The records below must be duplicated exactly, character for character.

:: ENTRIES PROVIDED ::

=-=-=

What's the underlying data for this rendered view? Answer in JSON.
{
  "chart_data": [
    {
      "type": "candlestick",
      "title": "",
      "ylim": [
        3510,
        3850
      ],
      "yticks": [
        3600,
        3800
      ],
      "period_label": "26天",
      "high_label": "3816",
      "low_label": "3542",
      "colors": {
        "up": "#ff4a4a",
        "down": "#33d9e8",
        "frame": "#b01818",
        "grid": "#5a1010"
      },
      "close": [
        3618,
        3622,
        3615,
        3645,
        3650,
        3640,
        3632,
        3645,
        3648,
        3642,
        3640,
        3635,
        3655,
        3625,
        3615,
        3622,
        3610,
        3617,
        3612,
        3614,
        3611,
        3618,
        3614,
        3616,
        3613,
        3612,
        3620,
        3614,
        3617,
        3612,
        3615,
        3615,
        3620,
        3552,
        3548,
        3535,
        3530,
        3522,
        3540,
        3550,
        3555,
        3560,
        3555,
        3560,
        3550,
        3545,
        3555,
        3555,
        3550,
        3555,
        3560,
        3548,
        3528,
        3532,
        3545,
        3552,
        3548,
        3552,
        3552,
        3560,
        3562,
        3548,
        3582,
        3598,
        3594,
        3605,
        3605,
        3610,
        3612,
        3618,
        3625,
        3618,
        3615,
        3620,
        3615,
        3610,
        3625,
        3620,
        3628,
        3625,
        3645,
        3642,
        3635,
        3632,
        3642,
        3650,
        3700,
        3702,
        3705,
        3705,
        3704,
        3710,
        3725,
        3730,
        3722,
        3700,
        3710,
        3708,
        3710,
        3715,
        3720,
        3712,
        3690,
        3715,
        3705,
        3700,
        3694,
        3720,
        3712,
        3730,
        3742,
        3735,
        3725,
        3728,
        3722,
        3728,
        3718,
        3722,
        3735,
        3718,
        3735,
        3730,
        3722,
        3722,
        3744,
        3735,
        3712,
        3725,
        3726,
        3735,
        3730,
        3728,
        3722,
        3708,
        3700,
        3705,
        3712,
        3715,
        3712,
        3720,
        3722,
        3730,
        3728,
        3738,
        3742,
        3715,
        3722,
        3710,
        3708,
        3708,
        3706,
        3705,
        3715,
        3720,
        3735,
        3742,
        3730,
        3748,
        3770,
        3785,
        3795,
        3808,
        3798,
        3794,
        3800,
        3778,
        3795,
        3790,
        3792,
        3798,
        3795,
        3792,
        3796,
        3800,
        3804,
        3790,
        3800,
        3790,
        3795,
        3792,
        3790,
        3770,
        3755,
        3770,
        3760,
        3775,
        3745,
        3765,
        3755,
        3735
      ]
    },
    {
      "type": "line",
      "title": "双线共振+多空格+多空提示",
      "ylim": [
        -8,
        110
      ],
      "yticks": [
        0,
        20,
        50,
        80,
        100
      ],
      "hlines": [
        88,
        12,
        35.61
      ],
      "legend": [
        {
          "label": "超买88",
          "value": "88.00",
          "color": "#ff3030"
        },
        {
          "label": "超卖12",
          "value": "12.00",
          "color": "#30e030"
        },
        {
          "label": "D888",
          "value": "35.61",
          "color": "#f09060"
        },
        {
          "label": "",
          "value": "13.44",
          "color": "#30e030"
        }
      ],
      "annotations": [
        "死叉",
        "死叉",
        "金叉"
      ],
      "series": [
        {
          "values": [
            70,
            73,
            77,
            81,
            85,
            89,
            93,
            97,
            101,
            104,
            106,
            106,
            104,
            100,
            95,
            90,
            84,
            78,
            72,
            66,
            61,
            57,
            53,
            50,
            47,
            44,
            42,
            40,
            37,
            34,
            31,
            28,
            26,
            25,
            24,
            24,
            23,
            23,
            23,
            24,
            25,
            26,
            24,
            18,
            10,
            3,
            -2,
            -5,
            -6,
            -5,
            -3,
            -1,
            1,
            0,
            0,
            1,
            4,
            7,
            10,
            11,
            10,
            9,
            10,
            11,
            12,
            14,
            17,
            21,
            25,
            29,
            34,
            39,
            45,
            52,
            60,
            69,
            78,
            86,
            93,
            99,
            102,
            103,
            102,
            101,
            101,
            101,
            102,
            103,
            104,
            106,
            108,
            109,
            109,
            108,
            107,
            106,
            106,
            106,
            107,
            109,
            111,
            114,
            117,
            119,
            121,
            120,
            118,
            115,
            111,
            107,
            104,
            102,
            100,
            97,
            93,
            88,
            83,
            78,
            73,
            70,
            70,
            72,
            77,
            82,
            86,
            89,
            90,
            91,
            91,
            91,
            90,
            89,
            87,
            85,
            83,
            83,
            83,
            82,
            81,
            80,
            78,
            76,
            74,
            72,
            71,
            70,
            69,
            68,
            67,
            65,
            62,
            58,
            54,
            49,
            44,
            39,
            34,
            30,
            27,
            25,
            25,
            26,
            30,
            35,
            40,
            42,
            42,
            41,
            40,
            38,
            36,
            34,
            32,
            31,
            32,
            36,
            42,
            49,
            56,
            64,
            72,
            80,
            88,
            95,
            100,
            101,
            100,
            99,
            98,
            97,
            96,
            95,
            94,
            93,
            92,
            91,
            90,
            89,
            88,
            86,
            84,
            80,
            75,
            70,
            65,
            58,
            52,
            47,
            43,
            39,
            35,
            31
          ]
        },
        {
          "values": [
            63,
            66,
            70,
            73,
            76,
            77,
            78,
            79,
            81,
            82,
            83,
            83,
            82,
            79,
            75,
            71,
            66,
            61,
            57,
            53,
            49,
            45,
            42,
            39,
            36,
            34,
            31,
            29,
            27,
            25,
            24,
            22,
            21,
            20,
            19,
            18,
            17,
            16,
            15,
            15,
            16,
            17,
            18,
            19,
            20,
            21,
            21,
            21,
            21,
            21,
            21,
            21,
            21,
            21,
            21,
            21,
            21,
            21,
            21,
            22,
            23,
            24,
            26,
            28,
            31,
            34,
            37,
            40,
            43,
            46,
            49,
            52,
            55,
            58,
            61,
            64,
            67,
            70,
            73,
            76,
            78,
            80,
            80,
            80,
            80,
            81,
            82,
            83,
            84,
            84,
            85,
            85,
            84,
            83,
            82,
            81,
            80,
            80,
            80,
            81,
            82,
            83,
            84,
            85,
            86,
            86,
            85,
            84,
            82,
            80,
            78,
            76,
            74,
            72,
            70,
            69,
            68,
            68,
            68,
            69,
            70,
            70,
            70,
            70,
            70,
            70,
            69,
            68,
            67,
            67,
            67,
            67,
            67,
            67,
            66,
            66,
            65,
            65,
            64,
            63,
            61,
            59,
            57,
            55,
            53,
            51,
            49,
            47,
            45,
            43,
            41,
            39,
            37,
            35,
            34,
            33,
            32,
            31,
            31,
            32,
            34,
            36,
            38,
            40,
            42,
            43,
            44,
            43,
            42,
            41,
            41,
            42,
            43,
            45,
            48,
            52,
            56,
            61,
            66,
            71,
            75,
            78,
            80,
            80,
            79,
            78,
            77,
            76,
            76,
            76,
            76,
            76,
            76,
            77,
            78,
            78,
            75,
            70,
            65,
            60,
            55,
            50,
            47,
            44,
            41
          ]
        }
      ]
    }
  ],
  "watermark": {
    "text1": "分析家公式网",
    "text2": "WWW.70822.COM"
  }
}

=-=-=

:: EXERCISE OUTPUT ::
What's the underlying data for this rendered view? Answer in JSON.
{
  "chart_data": [
    {
      "type": "candlestick",
      "title": "",
      "ylim": [
        3510,
        3850
      ],
      "yticks": [
        3600,
        3800
      ],
      "period_label": "26天",
      "high_label": "3816",
      "low_label": "3542",
      "colors": {
        "up": "#ff4a4a",
        "down": "#33d9e8",
        "frame": "#b01818",
        "grid": "#5a1010"
      },
      "close": [
        3618,
        3622,
        3615,
        3645,
        3650,
        3640,
        3632,
        3645,
        3648,
        3642,
        3640,
        3635,
        3655,
        3625,
        3615,
        3622,
        3610,
        3617,
        3612,
        3614,
        3611,
        3618,
        3614,
        3616,
        3613,
        3612,
        3620,
        3614,
        3617,
        3612,
        3615,
        3615,
        3620,
        3552,
        3548,
        3535,
        3530,
        3522,
        3540,
        3550,
        3555,
        3560,
        3555,
        3560,
        3550,
        3545,
        3555,
        3555,
        3550,
        3555,
        3560,
        3548,
        3528,
        3532,
        3545,
        3552,
        3548,
        3552,
        3552,
        3560,
        3562,
        3548,
        3582,
        3598,
        3594,
        3605,
        3605,
        3610,
        3612,
        3618,
        3625,
        3618,
        3615,
        3620,
        3615,
        3610,
        3625,
        3620,
        3628,
        3625,
        3645,
        3642,
        3635,
        3632,
        3642,
        3650,
        3700,
        3702,
        3705,
        3705,
        3704,
        3710,
        3725,
        3730,
        3722,
        3700,
        3710,
        3708,
        3710,
        3715,
        3720,
        3712,
        3690,
        3715,
        3705,
        3700,
        3694,
        3720,
        3712,
        3730,
        3742,
        3735,
        3725,
        3728,
        3722,
        3728,
        3718,
        3722,
        3735,
        3718,
        3735,
        3730,
        3722,
        3722,
        3744,
        3735,
        3712,
        3725,
        3726,
        3735,
        3730,
        3728,
        3722,
        3708,
        3700,
        3705,
        3712,
        3715,
        3712,
        3720,
        3722,
        3730,
        3728,
        3738,
        3742,
        3715,
        3722,
        3710,
        3708,
        3708,
        3706,
        3705,
        3715,
        3720,
        3735,
        3742,
        3730,
        3748,
        3770,
        3785,
        3795,
        3808,
        3798,
        3794,
        3800,
        3778,
        3795,
        3790,
        3792,
        3798,
        3795,
        3792,
        3796,
        3800,
        3804,
        3790,
        3800,
        3790,
        3795,
        3792,
        3790,
        3770,
        3755,
        3770,
        3760,
        3775,
        3745,
        3765,
        3755,
        3735
      ]
    },
    {
      "type": "line",
      "title": "双线共振+多空格+多空提示",
      "ylim": [
        -8,
        110
      ],
      "yticks": [
        0,
        20,
        50,
        80,
        100
      ],
      "hlines": [
        88,
        12,
        35.61
      ],
      "legend": [
        {
          "label": "超买88",
          "value": "88.00",
          "color": "#ff3030"
        },
        {
          "label": "超卖12",
          "value": "12.00",
          "color": "#30e030"
        },
        {
          "label": "D888",
          "value": "35.61",
          "color": "#f09060"
        },
        {
          "label": "",
          "value": "13.44",
          "color": "#30e030"
        }
      ],
      "annotations": [
        "死叉",
        "死叉",
        "金叉"
      ],
      "series": [
        {
          "values": [
            70,
            73,
            77,
            81,
            85,
            89,
            93,
            97,
            101,
            104,
            106,
            106,
            104,
            100,
            95,
            90,
            84,
            78,
            72,
            66,
            61,
            57,
            53,
            50,
            47,
            44,
            42,
            40,
            37,
            34,
            31,
            28,
            26,
            25,
            24,
            24,
            23,
            23,
            23,
            24,
            25,
            26,
            24,
            18,
            10,
            3,
            -2,
            -5,
            -6,
            -5,
            -3,
            -1,
            1,
            0,
            0,
            1,
            4,
            7,
            10,
            11,
            10,
            9,
            10,
            11,
            12,
            14,
            17,
            21,
            25,
            29,
            34,
            39,
            45,
            52,
            60,
            69,
            78,
            86,
            93,
            99,
            102,
            103,
            102,
            101,
            101,
            101,
            102,
            103,
            104,
            106,
            108,
            109,
            109,
            108,
            107,
            106,
            106,
            106,
            107,
            109,
            111,
            114,
            117,
            119,
            121,
            120,
            118,
            115,
            111,
            107,
            104,
            102,
            100,
            97,
            93,
            88,
            83,
            78,
            73,
            70,
            70,
            72,
            77,
            82,
            86,
            89,
            90,
            91,
            91,
            91,
            90,
            89,
            87,
            85,
            83,
            83,
            83,
            82,
            81,
            80,
            78,
            76,
            74,
            72,
            71,
            70,
            69,
            68,
            67,
            65,
            62,
            58,
            54,
            49,
            44,
            39,
            34,
            30,
            27,
            25,
            25,
            26,
            30,
            35,
            40,
            42,
            42,
            41,
            40,
            38,
            36,
            34,
            32,
            31,
            32,
            36,
            42,
            49,
            56,
            64,
            72,
            80,
            88,
            95,
            100,
            101,
            100,
            99,
            98,
            97,
            96,
            95,
            94,
            93,
            92,
            91,
            90,
            89,
            88,
            86,
            84,
            80,
            75,
            70,
            65,
            58,
            52,
            47,
            43,
            39,
            35,
            31
          ]
        },
        {
          "values": [
            63,
            66,
            70,
            73,
            76,
            77,
            78,
            79,
            81,
            82,
            83,
            83,
            82,
            79,
            75,
            71,
            66,
            61,
            57,
            53,
            49,
            45,
            42,
            39,
            36,
            34,
            31,
            29,
            27,
            25,
            24,
            22,
            21,
            20,
            19,
            18,
            17,
            16,
            15,
            15,
            16,
            17,
            18,
            19,
            20,
            21,
            21,
            21,
            21,
            21,
            21,
            21,
            21,
            21,
            21,
            21,
            21,
            21,
            21,
            22,
            23,
            24,
            26,
            28,
            31,
            34,
            37,
            40,
            43,
            46,
            49,
            52,
            55,
            58,
            61,
            64,
            67,
            70,
            73,
            76,
            78,
            80,
            80,
            80,
            80,
            81,
            82,
            83,
            84,
            84,
            85,
            85,
            84,
            83,
            82,
            81,
            80,
            80,
            80,
            81,
            82,
            83,
            84,
            85,
            86,
            86,
            85,
            84,
            82,
            80,
            78,
            76,
            74,
            72,
            70,
            69,
            68,
            68,
            68,
            69,
            70,
            70,
            70,
            70,
            70,
            70,
            69,
            68,
            67,
            67,
            67,
            67,
            67,
            67,
            66,
            66,
            65,
            65,
            64,
            63,
            61,
            59,
            57,
            55,
            53,
            51,
            49,
            47,
            45,
            43,
            41,
            39,
            37,
            35,
            34,
            33,
            32,
            31,
            31,
            32,
            34,
            36,
            38,
            40,
            42,
            43,
            44,
            43,
            42,
            41,
            41,
            42,
            43,
            45,
            48,
            52,
            56,
            61,
            66,
            71,
            75,
            78,
            80,
            80,
            79,
            78,
            77,
            76,
            76,
            76,
            76,
            76,
            76,
            77,
            78,
            78,
            75,
            70,
            65,
            60,
            55,
            50,
            47,
            44,
            41
          ]
        }
      ]
    }
  ],
  "watermark": {
    "text1": "分析家公式网",
    "text2": "WWW.70822.COM"
  }
}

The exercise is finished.